-- start of Records provided --
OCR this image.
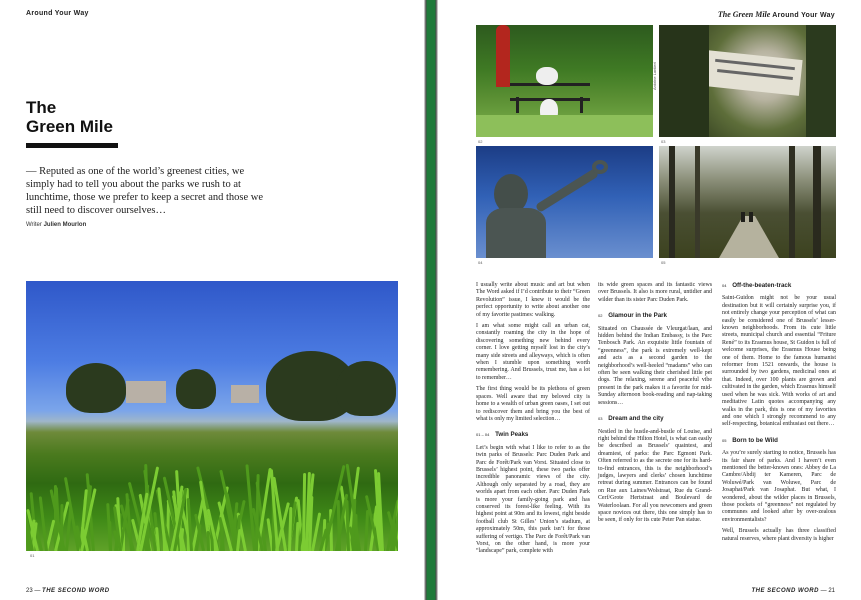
Around Your Way
The
Green Mile
— Reputed as one of the world’s greenest cities, we simply had to tell you about the parks we rush to at lunchtime, those we prefer to keep a secret and those we still need to discover ourselves…
Writer Julien Mourlon
01
23 — THE SECOND WORD
The Green Mile Around Your Way
02	03
Antoine Lantieri
04	05

I usually write about music and art but when The Word asked if I’d contribute to their “Green Revolution” issue, I knew it would be the perfect opportunity to write about another one of my favorite pastimes: walking.

I am what some might call an urban cat, constantly roaming the city in the hope of discovering something new behind every corner. I love getting myself lost in the city’s many side streets and alleyways, which is often when I stumble upon something worth remembering. And Brussels, trust me, has a lot to remember…

The first thing would be its plethora of green spaces. Well aware that my beloved city is home to a wealth of urban green oases, I set out to rediscover them and bring you the best of what is only my limited selection…

01 – 04 Twin Peaks

Let’s begin with what I like to refer to as the twin parks of Brussels: Parc Duden Park and Parc de Forêt/Park van Vorst. Situated close to Brussels’ highest point, these two parks offer incredible panoramic views of the city. Although only separated by a road, they are worlds apart from each other. Parc Duden Park is more your family-going park and has conserved its forest-like feeling. With its highest point at 90m and its lowest, right beside football club St Gilles’ Union’s stadium, at approximately 50m, this park isn’t for those suffering of vertigo. The Parc de Forêt/Park van Vorst, on the other hand, is more your “landscape” park, complete with

its wide green spaces and its fantastic views over Brussels. It also is more rural, untidier and wilder than its sister Parc Duden Park.

02 Glamour in the Park

Situated on Chaussée de Vleurgat/laan, and hidden behind the Indian Embassy, is the Parc Tenbosch Park. An exquisite little fountain of “greenness”, the park is extremely well-kept and acts as a second garden to the neighborhood’s well-heeled “madams” who can often be seen walking their cherished little pet dogs. The relaxing, serene and peaceful vibe present in the park makes it a favorite for mid-Sunday afternoon book-reading and nap-taking sessions…

03 Dream and the city

Nestled in the hustle-and-bustle of Louise, and right behind the Hilton Hotel, is what can easily be described as Brussels’ quaintest, and dreamiest, of parks: the Parc Egmont Park. Often referred to as the secrete one for its hard-to-find entrances, this is the neighborhood’s judges, lawyers and clerks’ chosen lunchtime retreat during summer. Entrances can be found on Rue aux Laines/Wolstraat, Rue du Grand-Cerf/Grote Hertstraat and Boulevard de Waterloolaan. For all you newcomers and green space novices out there, this one simply has to be seen, if only for its cute Peter Pan statue.

04 Off-the-beaten-track

Saint-Guidon might not be your usual destination but it will certainly surprise you, if not entirely change your perception of what can easily be considered one of Brussels’ lesser-known neighborhoods. From its cute little streets, municipal church and essential “Friture René” to its Erasmus house, St Guidon is full of welcome surprises, the Erasmus House being one of them. Home to the famous humanist reformer from 1521 onwards, the house is surrounded by two gardens, medicinal ones at that. Indeed, over 100 plants are grown and cultivated in the garden, which Erasmus himself used when he was sick. With works of art and meditative Latin quotes accompanying any walks in the park, this is one of my favorites and one which I strongly recommend to any self-respecting, botanical enthusiast out there…

05 Born to be Wild

As you’re surely starting to notice, Brussels has its fair share of parks. And I haven’t even mentioned the better-known ones: Abbey de La Cambre/Abdij ter Kameren, Parc de Woluwé/Park van Woluwe, Parc de Josaphat/Park van Josaphat. But what, I wondered, about the wilder places in Brussels, those pockets of “greenness” not regulated by communes and looked after by over-zealous environmentalists?

Well, Brussels actually has three classified natural reserves, where plant diversity is higher

THE SECOND WORD — 21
-- end of Records provided --
● Required work:
Provide the count, and nothing else, of lines in the data above where the word "little" occurs.

● Result of the task:
2